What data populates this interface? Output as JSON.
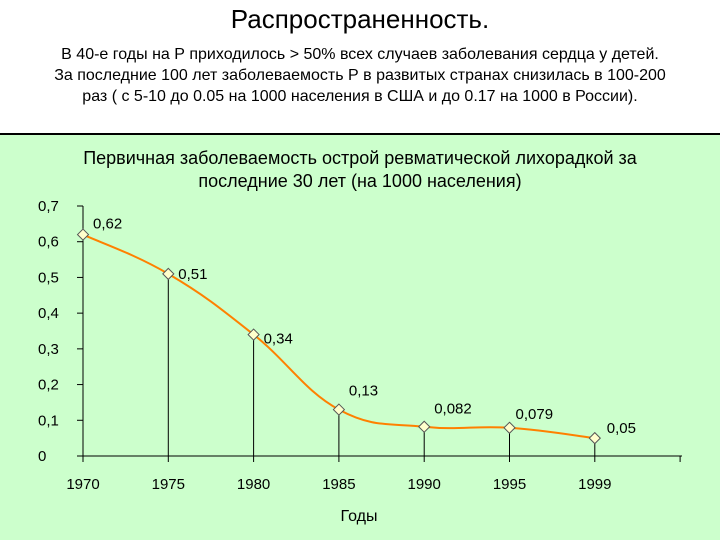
{
  "slide": {
    "title": "Распространенность.",
    "intro_lines": [
      "В 40-е годы на Р приходилось > 50% всех случаев заболевания сердца у детей.",
      "За последние 100 лет заболеваемость Р в развитых странах снизилась в 100-200",
      "раз ( с 5-10 до 0.05 на 1000 населения в США и до 0.17 на 1000 в России)."
    ],
    "panel_color": "#ccffcc"
  },
  "chart_data": {
    "type": "line",
    "title_lines": [
      "Первичная заболеваемость острой ревматической лихорадкой за",
      "последние 30 лет (на 1000 населения)"
    ],
    "xlabel": "Годы",
    "ylabel": "",
    "categories": [
      "1970",
      "1975",
      "1980",
      "1985",
      "1990",
      "1995",
      "1999"
    ],
    "series": [
      {
        "values": [
          0.62,
          0.51,
          0.34,
          0.13,
          0.082,
          0.079,
          0.05
        ],
        "labels": [
          "0,62",
          "0,51",
          "0,34",
          "0,13",
          "0,082",
          "0,079",
          "0,05"
        ],
        "color": "#ff8000",
        "marker": "diamond",
        "marker_color": "#ffffcc"
      }
    ],
    "ylim": [
      0,
      0.7
    ],
    "yticks": [
      0,
      0.1,
      0.2,
      0.3,
      0.4,
      0.5,
      0.6,
      0.7
    ],
    "ytick_labels": [
      "0",
      "0,1",
      "0,2",
      "0,3",
      "0,4",
      "0,5",
      "0,6",
      "0,7"
    ],
    "drop_lines": true,
    "grid": false,
    "legend": "none",
    "smooth": true
  }
}
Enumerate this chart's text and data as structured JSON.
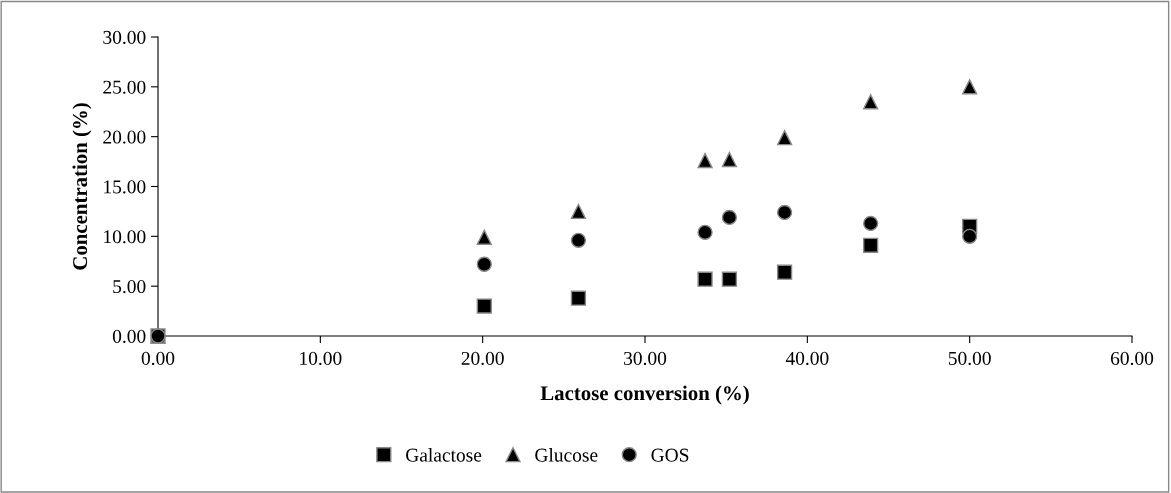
{
  "chart_data": {
    "type": "scatter",
    "xlabel": "Lactose conversion (%)",
    "ylabel": "Concentration (%)",
    "x": [
      0,
      20.1,
      25.9,
      33.7,
      35.2,
      38.6,
      43.9,
      50.0
    ],
    "series": [
      {
        "name": "Galactose",
        "color": "#000000",
        "marker": "square",
        "values": [
          0,
          3.0,
          3.8,
          5.7,
          5.7,
          6.4,
          9.1,
          11.0
        ]
      },
      {
        "name": "Glucose",
        "color": "#000000",
        "marker": "triangle",
        "values": [
          0,
          9.9,
          12.5,
          17.6,
          17.7,
          19.9,
          23.5,
          25.0
        ]
      },
      {
        "name": "GOS",
        "color": "#000000",
        "marker": "circle",
        "values": [
          0,
          7.2,
          9.6,
          10.4,
          11.9,
          12.4,
          11.3,
          10.0
        ]
      }
    ],
    "xlim": [
      0,
      60
    ],
    "xticks": [
      {
        "value": 0,
        "label": "0.00"
      },
      {
        "value": 10,
        "label": "10.00"
      },
      {
        "value": 20,
        "label": "20.00"
      },
      {
        "value": 30,
        "label": "30.00"
      },
      {
        "value": 40,
        "label": "40.00"
      },
      {
        "value": 50,
        "label": "50.00"
      },
      {
        "value": 60,
        "label": "60.00"
      }
    ],
    "ylim": [
      0,
      30
    ],
    "yticks": [
      {
        "value": 0,
        "label": "0.00"
      },
      {
        "value": 5,
        "label": "5.00"
      },
      {
        "value": 10,
        "label": "10.00"
      },
      {
        "value": 15,
        "label": "15.00"
      },
      {
        "value": 20,
        "label": "20.00"
      },
      {
        "value": 25,
        "label": "25.00"
      },
      {
        "value": 30,
        "label": "30.00"
      }
    ],
    "grid": false,
    "legend": "bottom"
  }
}
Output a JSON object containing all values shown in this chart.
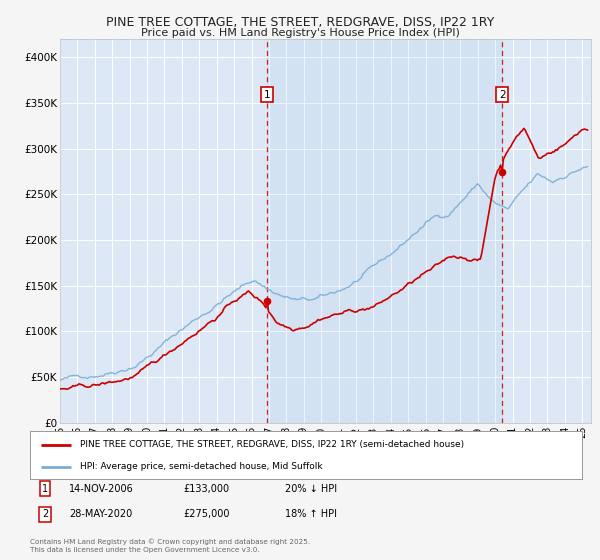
{
  "title1": "PINE TREE COTTAGE, THE STREET, REDGRAVE, DISS, IP22 1RY",
  "title2": "Price paid vs. HM Land Registry's House Price Index (HPI)",
  "xlim_start": 1995.0,
  "xlim_end": 2025.5,
  "ylim_min": 0,
  "ylim_max": 420000,
  "background_color": "#f5f5f5",
  "plot_bg_color": "#dce8f5",
  "grid_color": "#ffffff",
  "red_color": "#cc0000",
  "blue_color": "#7aadd4",
  "sale1_date": 2006.87,
  "sale1_price": 133000,
  "sale1_label": "1",
  "sale2_date": 2020.41,
  "sale2_price": 275000,
  "sale2_label": "2",
  "legend_red": "PINE TREE COTTAGE, THE STREET, REDGRAVE, DISS, IP22 1RY (semi-detached house)",
  "legend_blue": "HPI: Average price, semi-detached house, Mid Suffolk",
  "footer": "Contains HM Land Registry data © Crown copyright and database right 2025.\nThis data is licensed under the Open Government Licence v3.0.",
  "yticks": [
    0,
    50000,
    100000,
    150000,
    200000,
    250000,
    300000,
    350000,
    400000
  ],
  "ytick_labels": [
    "£0",
    "£50K",
    "£100K",
    "£150K",
    "£200K",
    "£250K",
    "£300K",
    "£350K",
    "£400K"
  ],
  "xticks": [
    1995,
    1996,
    1997,
    1998,
    1999,
    2000,
    2001,
    2002,
    2003,
    2004,
    2005,
    2006,
    2007,
    2008,
    2009,
    2010,
    2011,
    2012,
    2013,
    2014,
    2015,
    2016,
    2017,
    2018,
    2019,
    2020,
    2021,
    2022,
    2023,
    2024,
    2025
  ],
  "hpi_base": [
    47000,
    49000,
    52000,
    57000,
    63000,
    70000,
    82000,
    95000,
    108000,
    120000,
    132000,
    145000,
    155000,
    165000,
    155000,
    148000,
    143000,
    142000,
    145000,
    152000,
    162000,
    172000,
    183000,
    197000,
    212000,
    225000,
    230000,
    248000,
    265000,
    245000,
    235000,
    252000,
    268000,
    260000,
    270000,
    278000
  ],
  "prop_base": [
    37000,
    37500,
    38000,
    40000,
    43000,
    48000,
    55000,
    65000,
    78000,
    92000,
    105000,
    118000,
    133000,
    142000,
    130000,
    110000,
    105000,
    112000,
    122000,
    127000,
    130000,
    133000,
    138000,
    148000,
    158000,
    168000,
    175000,
    185000,
    185000,
    183000,
    275000,
    310000,
    330000,
    295000,
    305000,
    315000,
    330000
  ]
}
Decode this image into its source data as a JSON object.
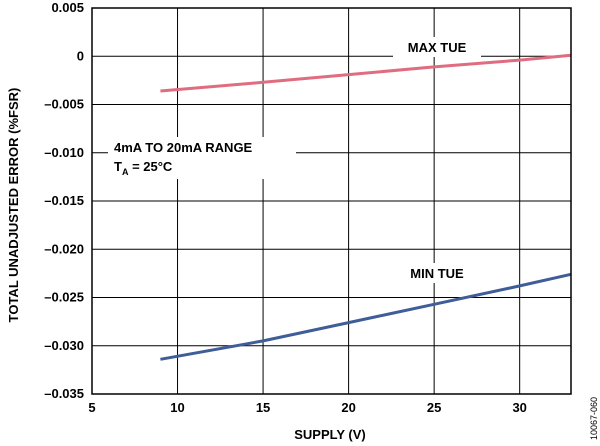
{
  "chart_data": {
    "type": "line",
    "xlabel": "SUPPLY (V)",
    "ylabel": "TOTAL UNADJUSTED ERROR (%FSR)",
    "xlim": [
      5,
      33
    ],
    "ylim": [
      -0.035,
      0.005
    ],
    "x_ticks": [
      "5",
      "10",
      "15",
      "20",
      "25",
      "30"
    ],
    "y_ticks": [
      "0.005",
      "0",
      "–0.005",
      "–0.010",
      "–0.015",
      "–0.020",
      "–0.025",
      "–0.030",
      "–0.035"
    ],
    "grid": true,
    "series": [
      {
        "name": "MAX TUE",
        "color": "#e06c80",
        "x": [
          9,
          15,
          20,
          25,
          30,
          33
        ],
        "y": [
          -0.0036,
          -0.0027,
          -0.0019,
          -0.0011,
          -0.0004,
          0.0001
        ]
      },
      {
        "name": "MIN TUE",
        "color": "#3f5d99",
        "x": [
          9,
          15,
          20,
          25,
          30,
          33
        ],
        "y": [
          -0.0314,
          -0.0295,
          -0.0276,
          -0.0257,
          -0.0238,
          -0.0226
        ]
      }
    ],
    "annotations": {
      "range": "4mA TO 20mA RANGE",
      "temp_main": "T",
      "temp_sub": "A",
      "temp_rest": " = 25°C"
    },
    "figure_id": "10067-060"
  }
}
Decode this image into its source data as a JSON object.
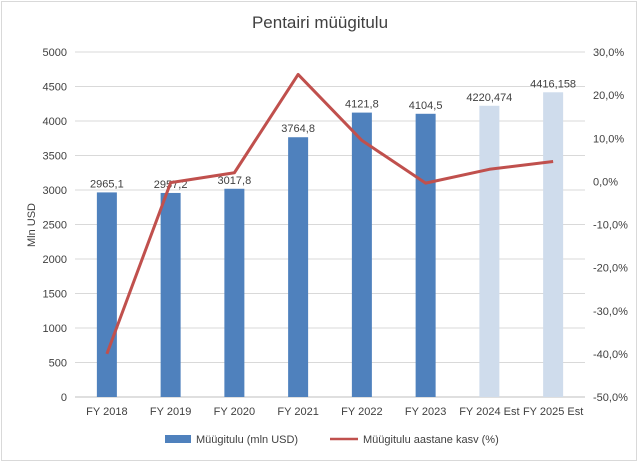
{
  "chart_data": {
    "type": "bar",
    "title": "Pentairi müügitulu",
    "ylabel": "Mln USD",
    "y2label": "",
    "categories": [
      "FY 2018",
      "FY 2019",
      "FY 2020",
      "FY 2021",
      "FY 2022",
      "FY 2023",
      "FY 2024 Est",
      "FY 2025 Est"
    ],
    "ylim": [
      0,
      5000
    ],
    "yticks": [
      "0",
      "500",
      "1000",
      "1500",
      "2000",
      "2500",
      "3000",
      "3500",
      "4000",
      "4500",
      "5000"
    ],
    "y2lim": [
      -50,
      30
    ],
    "y2ticks": [
      "-50,0%",
      "-40,0%",
      "-30,0%",
      "-20,0%",
      "-10,0%",
      "0,0%",
      "10,0%",
      "20,0%",
      "30,0%"
    ],
    "series": [
      {
        "name": "Müügitulu (mln USD)",
        "type": "bar",
        "axis": "left",
        "values": [
          2965.1,
          2957.2,
          3017.8,
          3764.8,
          4121.8,
          4104.5,
          4220.474,
          4416.158
        ],
        "labels": [
          "2965,1",
          "2957,2",
          "3017,8",
          "3764,8",
          "4121,8",
          "4104,5",
          "4220,474",
          "4416,158"
        ],
        "colors": [
          "#4f81bd",
          "#4f81bd",
          "#4f81bd",
          "#4f81bd",
          "#4f81bd",
          "#4f81bd",
          "#cfdcec",
          "#cfdcec"
        ]
      },
      {
        "name": "Müügitulu aastane kasv (%)",
        "type": "line",
        "axis": "right",
        "color": "#c0504d",
        "values": [
          -40.0,
          -0.3,
          2.0,
          24.8,
          9.5,
          -0.4,
          2.8,
          4.6
        ]
      }
    ],
    "grid": true,
    "legend_position": "bottom"
  }
}
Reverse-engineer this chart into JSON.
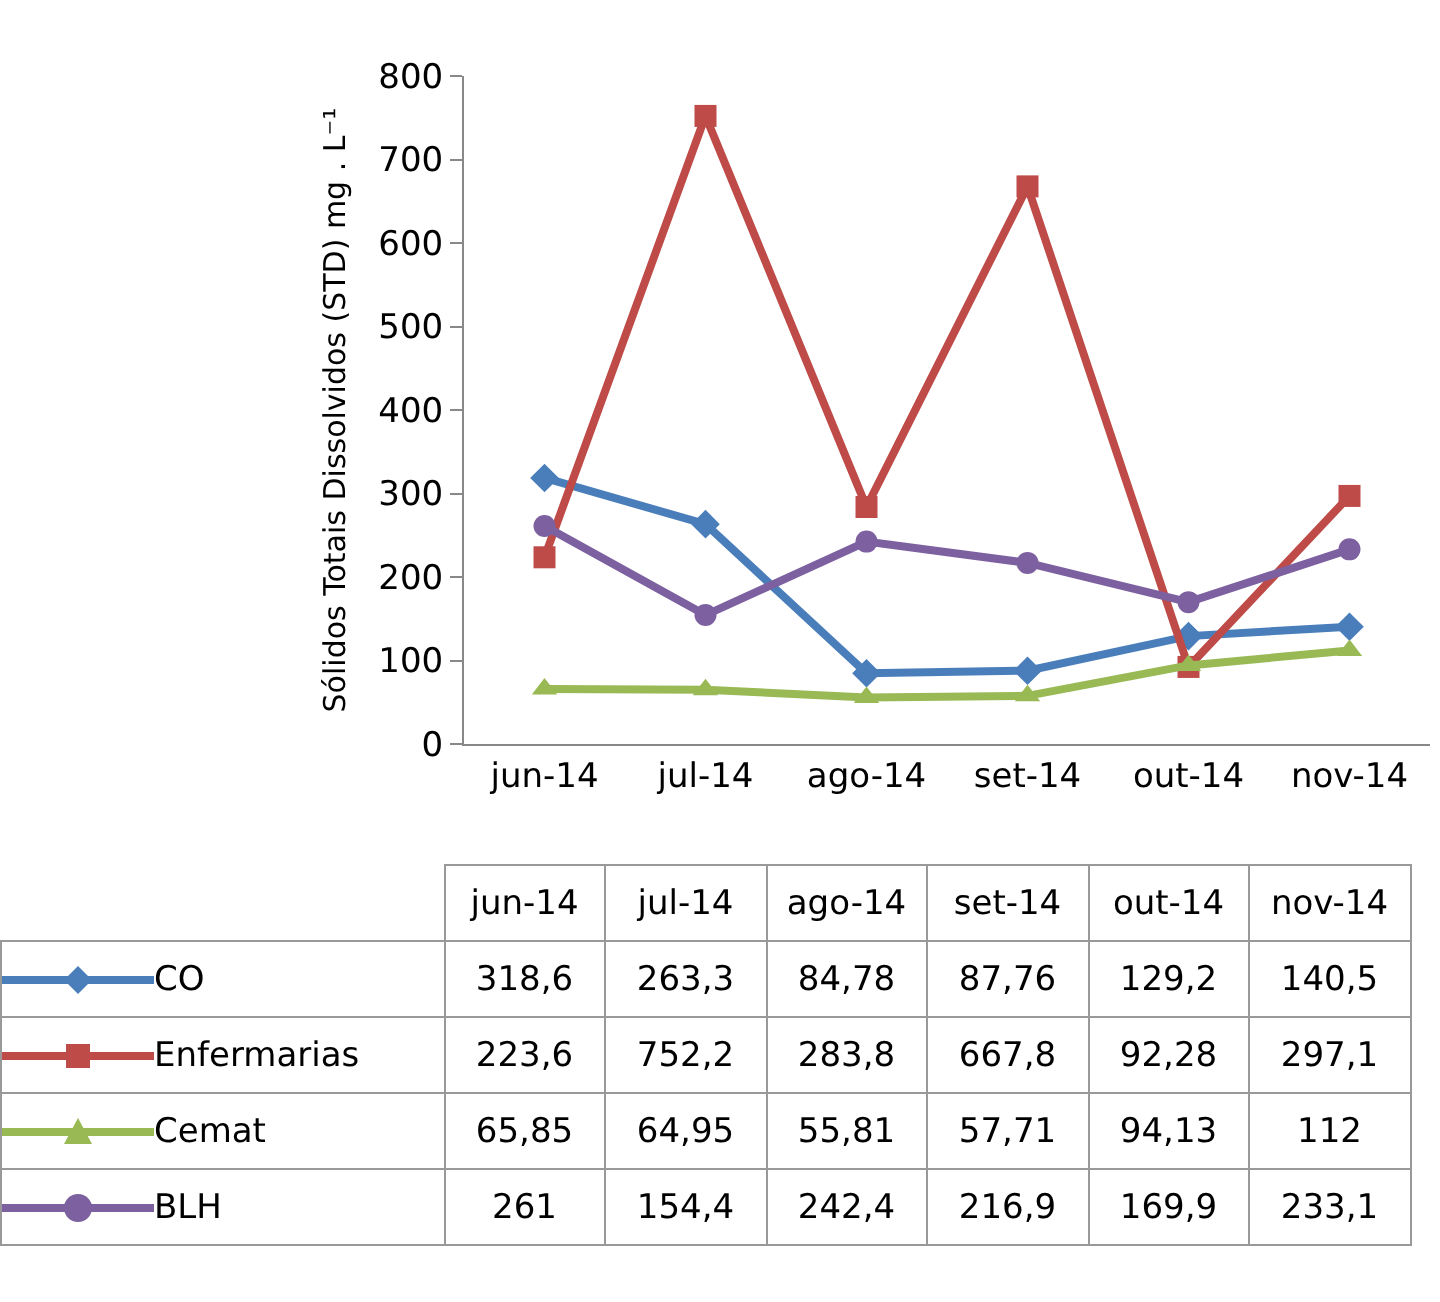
....
**PROBLEM REQUIREMENTS**
Go through the entries above and copy every line containing "type".

**TASK SOLUTION**
    "type": "line",
    "type": "scatter",
    "type": "line",
    "type": "bar",
        "type": "bar",
        "type": "line",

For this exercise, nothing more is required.